▶ [Brief]: Go through the listing below and list every line with "children".
•••••
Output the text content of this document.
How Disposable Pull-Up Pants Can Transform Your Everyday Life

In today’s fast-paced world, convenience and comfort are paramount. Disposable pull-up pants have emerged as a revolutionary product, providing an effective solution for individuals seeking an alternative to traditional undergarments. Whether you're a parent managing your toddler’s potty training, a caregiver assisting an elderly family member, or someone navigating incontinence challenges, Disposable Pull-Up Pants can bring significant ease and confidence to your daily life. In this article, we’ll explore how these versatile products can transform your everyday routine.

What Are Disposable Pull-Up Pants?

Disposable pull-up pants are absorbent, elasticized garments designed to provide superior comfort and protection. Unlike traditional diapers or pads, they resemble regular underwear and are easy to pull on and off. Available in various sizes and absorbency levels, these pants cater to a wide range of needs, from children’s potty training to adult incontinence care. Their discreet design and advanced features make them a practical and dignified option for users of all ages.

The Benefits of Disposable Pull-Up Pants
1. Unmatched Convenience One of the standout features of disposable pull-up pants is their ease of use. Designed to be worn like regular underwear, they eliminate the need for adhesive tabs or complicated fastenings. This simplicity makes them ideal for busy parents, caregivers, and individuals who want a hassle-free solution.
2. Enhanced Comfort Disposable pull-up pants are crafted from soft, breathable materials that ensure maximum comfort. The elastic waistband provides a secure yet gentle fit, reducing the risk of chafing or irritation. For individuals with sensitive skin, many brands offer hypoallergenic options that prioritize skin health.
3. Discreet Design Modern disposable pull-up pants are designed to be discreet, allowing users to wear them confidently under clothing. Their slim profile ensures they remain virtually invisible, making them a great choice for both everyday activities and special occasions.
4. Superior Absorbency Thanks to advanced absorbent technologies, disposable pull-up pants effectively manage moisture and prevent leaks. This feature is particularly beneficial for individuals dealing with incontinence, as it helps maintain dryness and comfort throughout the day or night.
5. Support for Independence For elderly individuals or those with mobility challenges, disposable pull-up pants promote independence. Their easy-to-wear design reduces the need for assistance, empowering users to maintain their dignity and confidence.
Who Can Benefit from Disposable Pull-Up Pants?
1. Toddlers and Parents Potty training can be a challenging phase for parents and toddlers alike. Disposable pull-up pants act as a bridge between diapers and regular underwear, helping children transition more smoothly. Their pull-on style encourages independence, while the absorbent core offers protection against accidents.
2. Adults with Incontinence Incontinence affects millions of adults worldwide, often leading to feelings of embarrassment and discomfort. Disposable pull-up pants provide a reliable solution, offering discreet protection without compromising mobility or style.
•••••
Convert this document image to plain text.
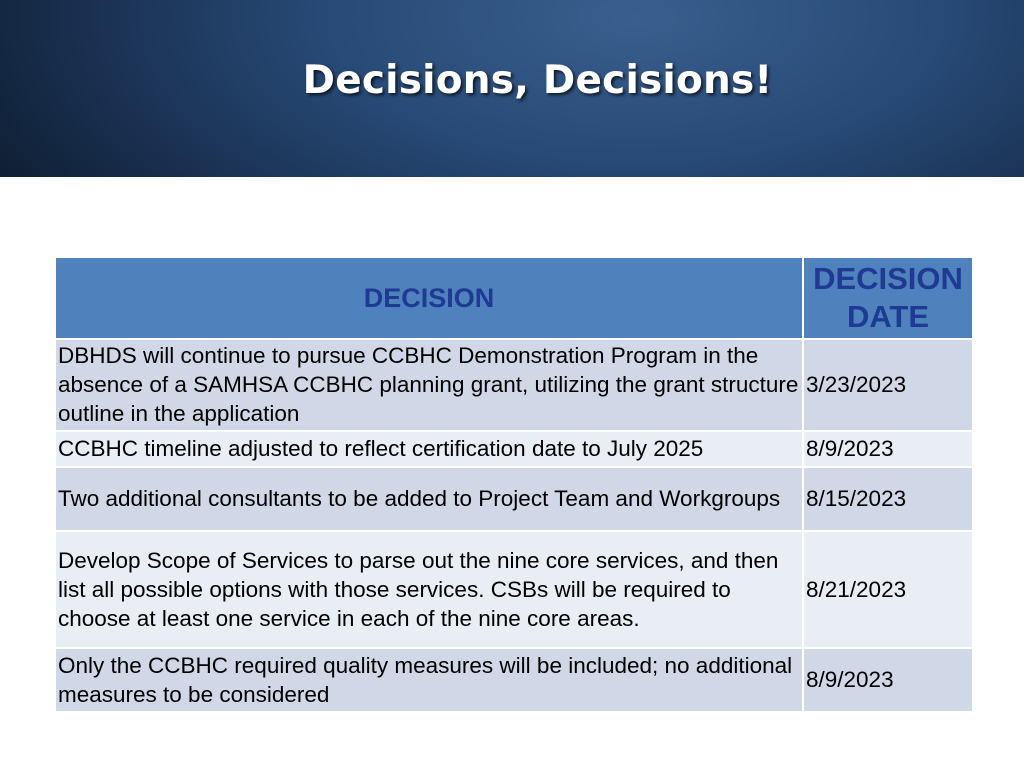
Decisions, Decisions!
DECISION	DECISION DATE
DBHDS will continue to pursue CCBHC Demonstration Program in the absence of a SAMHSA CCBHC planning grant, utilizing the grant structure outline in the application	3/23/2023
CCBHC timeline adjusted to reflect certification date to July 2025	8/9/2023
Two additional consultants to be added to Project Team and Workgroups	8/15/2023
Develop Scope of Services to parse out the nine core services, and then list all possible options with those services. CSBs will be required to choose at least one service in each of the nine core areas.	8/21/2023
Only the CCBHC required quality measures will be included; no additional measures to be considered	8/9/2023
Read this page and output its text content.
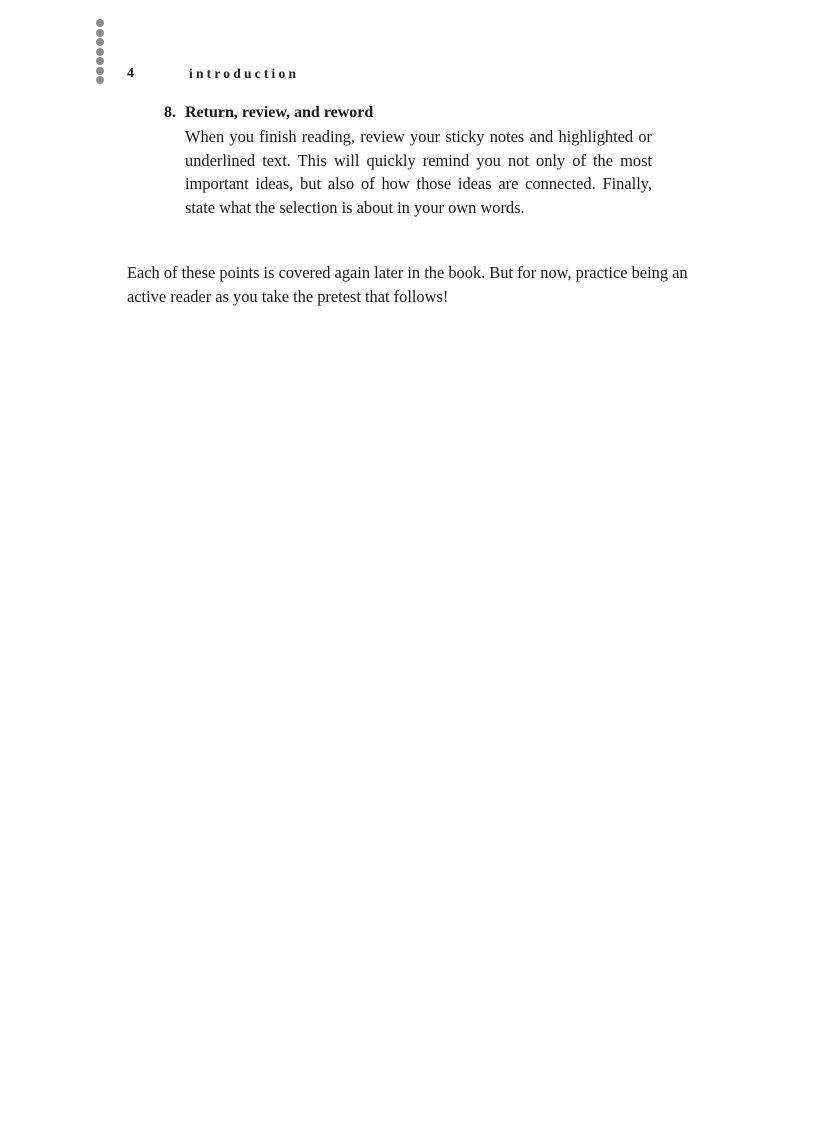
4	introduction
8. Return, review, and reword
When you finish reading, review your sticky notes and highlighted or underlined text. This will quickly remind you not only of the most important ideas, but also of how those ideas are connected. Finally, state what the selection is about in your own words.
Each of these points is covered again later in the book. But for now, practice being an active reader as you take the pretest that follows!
•••••
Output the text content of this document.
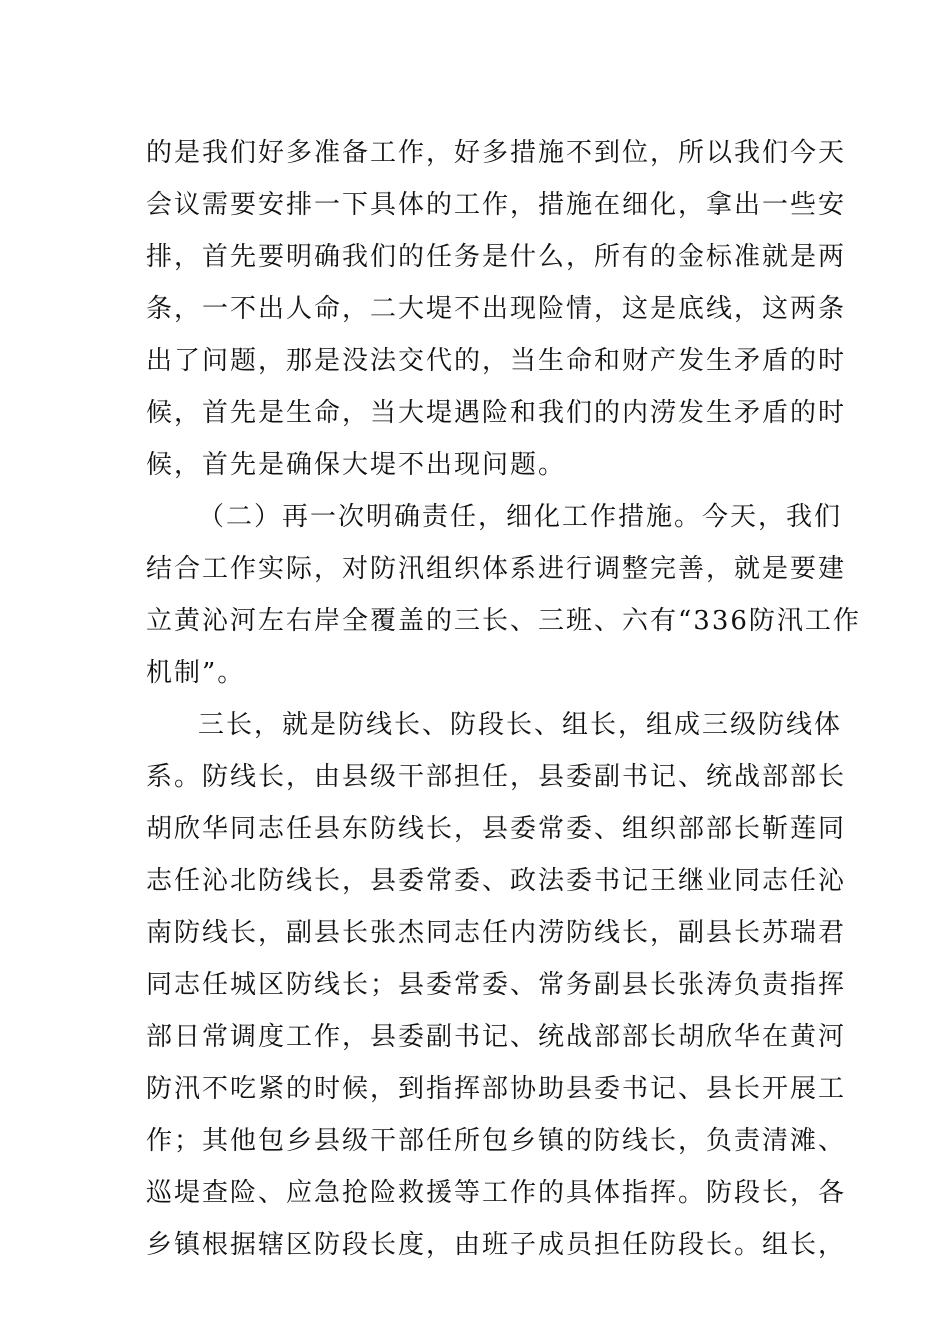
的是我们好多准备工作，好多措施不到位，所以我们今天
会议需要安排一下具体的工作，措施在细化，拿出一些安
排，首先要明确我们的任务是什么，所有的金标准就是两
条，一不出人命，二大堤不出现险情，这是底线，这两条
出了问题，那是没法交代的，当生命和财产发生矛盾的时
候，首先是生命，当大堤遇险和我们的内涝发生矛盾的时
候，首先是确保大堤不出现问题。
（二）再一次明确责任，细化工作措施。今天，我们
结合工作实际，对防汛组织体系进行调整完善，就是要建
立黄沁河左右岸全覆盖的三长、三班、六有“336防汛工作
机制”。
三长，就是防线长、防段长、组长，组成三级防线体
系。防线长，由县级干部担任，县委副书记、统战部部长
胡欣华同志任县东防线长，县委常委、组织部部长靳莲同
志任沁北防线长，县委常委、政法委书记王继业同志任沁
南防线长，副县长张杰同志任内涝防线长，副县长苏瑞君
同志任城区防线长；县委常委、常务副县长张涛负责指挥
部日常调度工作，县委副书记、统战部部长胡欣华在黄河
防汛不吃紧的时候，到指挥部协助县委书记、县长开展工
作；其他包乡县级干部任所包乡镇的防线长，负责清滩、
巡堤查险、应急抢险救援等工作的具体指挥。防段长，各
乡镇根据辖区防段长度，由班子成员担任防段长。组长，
•••••
▶ [Full solution]:
Disposable pull-up pants are absorbent, elasticized garments designed to provide superior comfort and protection. Unlike traditional diapers or pads, they resemble regular underwear and are easy to pull on and off. Available in various sizes and absorbency levels, these pants cater to a wide range of needs, from children’s potty training to adult incontinence care. Their discreet design and advanced features make them a practical and dignified option for users of all ages.
1. Toddlers and Parents Potty training can be a challenging phase for parents and toddlers alike. Disposable pull-up pants act as a bridge between diapers and regular underwear, helping children transition more smoothly. Their pull-on style encourages independence, while the absorbent core offers protection against accidents.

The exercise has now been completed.